__Description of the task__
Scan the lines below for the word "from". Copy each line you find it in.

## Start Records for this exercise

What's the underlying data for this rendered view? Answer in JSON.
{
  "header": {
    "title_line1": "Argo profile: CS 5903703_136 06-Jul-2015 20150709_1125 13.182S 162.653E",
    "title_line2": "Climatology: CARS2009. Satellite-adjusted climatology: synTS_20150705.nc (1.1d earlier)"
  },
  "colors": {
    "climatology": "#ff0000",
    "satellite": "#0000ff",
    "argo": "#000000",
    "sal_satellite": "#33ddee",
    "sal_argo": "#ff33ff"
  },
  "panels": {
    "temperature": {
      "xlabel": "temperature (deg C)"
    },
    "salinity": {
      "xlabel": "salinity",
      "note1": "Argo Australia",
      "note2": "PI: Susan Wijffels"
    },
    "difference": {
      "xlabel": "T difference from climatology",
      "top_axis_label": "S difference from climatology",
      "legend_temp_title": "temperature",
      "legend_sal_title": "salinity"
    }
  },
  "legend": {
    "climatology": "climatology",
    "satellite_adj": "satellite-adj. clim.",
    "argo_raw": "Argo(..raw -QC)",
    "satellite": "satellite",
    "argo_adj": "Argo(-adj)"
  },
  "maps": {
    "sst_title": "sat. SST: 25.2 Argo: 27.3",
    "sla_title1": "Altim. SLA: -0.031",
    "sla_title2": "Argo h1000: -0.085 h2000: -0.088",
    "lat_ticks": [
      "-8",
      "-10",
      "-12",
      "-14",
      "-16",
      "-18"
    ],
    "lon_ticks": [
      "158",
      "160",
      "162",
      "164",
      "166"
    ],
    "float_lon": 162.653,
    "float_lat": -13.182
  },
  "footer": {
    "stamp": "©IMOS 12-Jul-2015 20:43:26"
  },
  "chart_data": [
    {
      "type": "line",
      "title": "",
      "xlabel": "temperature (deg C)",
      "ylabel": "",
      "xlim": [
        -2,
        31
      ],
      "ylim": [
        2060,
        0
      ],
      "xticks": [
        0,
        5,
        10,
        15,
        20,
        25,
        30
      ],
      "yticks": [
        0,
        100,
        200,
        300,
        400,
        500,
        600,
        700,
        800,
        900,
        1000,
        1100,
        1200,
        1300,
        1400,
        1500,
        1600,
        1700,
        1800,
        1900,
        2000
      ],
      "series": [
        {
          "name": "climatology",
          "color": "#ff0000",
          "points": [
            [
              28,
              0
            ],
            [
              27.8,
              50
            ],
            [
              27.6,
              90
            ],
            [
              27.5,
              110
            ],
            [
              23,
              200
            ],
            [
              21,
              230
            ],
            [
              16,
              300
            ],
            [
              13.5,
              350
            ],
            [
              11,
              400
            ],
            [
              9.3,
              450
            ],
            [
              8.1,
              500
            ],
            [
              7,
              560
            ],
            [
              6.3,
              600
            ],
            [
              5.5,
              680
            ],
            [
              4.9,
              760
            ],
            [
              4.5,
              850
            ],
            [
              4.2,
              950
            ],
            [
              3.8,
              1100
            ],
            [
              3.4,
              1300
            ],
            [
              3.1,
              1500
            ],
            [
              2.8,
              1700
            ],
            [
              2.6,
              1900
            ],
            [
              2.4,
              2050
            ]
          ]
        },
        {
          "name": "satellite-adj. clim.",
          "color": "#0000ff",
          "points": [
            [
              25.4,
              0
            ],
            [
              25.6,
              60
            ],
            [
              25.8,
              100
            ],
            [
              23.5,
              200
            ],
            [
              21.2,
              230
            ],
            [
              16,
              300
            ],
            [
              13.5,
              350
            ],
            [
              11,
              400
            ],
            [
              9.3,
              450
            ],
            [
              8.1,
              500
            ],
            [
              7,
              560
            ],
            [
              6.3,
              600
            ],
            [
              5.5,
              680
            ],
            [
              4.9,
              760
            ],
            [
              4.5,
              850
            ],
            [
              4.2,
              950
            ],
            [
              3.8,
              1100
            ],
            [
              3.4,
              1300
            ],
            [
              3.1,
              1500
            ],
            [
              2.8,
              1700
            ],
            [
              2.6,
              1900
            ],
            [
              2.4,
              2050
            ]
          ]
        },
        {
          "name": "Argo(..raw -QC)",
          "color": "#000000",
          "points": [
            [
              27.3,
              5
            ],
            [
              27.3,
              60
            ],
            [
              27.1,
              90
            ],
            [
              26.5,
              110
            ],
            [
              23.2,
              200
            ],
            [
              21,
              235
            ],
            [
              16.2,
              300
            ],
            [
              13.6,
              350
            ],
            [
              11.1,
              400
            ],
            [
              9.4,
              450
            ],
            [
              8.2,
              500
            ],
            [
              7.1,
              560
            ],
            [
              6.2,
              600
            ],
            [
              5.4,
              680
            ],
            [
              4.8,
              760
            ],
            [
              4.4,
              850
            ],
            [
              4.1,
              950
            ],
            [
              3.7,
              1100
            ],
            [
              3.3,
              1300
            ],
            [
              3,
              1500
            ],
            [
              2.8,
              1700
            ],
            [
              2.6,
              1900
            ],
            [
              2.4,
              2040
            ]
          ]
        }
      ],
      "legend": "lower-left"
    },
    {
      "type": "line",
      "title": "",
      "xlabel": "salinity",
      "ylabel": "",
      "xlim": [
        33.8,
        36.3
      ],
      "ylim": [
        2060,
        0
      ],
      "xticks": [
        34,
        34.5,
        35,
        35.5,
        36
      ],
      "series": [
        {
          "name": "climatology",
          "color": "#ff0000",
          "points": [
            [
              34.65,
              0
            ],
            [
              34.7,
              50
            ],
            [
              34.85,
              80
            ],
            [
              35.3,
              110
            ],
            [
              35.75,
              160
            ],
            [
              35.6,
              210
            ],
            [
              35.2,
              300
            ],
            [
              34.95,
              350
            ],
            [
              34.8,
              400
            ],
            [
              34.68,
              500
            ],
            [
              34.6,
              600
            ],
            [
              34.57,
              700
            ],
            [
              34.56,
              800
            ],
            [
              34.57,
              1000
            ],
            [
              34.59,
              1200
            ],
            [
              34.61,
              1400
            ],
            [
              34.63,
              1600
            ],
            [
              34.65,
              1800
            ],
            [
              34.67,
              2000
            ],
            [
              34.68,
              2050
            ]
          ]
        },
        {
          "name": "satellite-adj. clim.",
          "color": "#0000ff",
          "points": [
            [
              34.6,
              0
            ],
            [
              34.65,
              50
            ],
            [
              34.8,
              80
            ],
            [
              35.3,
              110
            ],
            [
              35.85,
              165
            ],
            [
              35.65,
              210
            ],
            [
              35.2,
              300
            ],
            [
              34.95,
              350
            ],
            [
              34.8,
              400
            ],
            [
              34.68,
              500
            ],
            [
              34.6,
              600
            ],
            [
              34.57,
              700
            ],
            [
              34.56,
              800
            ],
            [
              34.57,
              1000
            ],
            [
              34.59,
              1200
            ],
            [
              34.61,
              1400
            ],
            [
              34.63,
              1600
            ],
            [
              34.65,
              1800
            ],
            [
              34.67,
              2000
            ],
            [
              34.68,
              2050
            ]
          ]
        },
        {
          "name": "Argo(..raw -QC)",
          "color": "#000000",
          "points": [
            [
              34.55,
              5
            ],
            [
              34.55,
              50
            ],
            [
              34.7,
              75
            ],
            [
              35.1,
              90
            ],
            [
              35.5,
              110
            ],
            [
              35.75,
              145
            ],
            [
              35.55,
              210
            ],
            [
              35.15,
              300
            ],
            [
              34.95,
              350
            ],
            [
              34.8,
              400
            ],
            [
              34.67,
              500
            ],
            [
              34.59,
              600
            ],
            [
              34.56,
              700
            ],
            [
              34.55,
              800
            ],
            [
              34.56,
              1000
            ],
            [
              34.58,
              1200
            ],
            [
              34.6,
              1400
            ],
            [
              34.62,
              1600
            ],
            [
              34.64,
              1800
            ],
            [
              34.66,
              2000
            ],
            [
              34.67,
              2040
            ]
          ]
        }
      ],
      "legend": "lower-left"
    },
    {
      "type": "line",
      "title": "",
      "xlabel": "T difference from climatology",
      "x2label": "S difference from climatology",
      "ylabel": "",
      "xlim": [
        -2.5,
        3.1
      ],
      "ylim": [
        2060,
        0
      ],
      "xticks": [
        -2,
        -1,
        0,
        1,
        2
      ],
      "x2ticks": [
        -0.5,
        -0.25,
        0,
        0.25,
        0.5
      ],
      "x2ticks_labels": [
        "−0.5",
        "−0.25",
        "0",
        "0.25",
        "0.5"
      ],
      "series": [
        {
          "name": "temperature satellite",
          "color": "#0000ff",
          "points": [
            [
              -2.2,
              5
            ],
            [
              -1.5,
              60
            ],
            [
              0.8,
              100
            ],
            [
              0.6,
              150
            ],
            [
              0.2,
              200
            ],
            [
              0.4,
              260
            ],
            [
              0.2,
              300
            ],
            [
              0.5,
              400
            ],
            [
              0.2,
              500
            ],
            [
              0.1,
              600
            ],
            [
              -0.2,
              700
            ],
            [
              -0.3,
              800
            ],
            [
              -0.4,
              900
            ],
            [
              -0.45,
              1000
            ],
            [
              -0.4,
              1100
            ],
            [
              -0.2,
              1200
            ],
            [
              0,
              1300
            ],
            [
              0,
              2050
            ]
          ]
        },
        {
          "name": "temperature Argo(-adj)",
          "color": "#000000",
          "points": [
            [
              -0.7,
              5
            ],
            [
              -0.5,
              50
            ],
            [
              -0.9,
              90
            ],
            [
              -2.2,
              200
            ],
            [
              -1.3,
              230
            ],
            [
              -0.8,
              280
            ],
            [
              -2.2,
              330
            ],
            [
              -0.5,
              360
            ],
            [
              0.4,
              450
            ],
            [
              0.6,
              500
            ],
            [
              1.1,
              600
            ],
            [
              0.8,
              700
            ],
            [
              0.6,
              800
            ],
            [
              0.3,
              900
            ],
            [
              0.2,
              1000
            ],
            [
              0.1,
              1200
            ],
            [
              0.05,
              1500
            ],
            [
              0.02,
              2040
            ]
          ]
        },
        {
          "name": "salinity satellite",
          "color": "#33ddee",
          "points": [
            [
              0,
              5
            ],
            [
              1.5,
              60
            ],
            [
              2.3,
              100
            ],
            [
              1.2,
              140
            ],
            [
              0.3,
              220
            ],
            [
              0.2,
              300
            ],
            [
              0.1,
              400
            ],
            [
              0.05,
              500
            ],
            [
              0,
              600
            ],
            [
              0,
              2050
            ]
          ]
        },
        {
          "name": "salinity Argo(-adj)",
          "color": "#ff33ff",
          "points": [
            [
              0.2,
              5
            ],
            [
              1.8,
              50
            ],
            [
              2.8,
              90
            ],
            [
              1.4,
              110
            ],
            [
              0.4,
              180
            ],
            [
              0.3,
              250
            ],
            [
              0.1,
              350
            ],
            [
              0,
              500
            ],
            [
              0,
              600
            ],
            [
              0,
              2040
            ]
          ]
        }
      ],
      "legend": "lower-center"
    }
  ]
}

## End Records for this exercise

__Result of this task__
      "xlabel": "T difference from climatology",
      "top_axis_label": "S difference from climatology",
      "xlabel": "T difference from climatology",
      "x2label": "S difference from climatology",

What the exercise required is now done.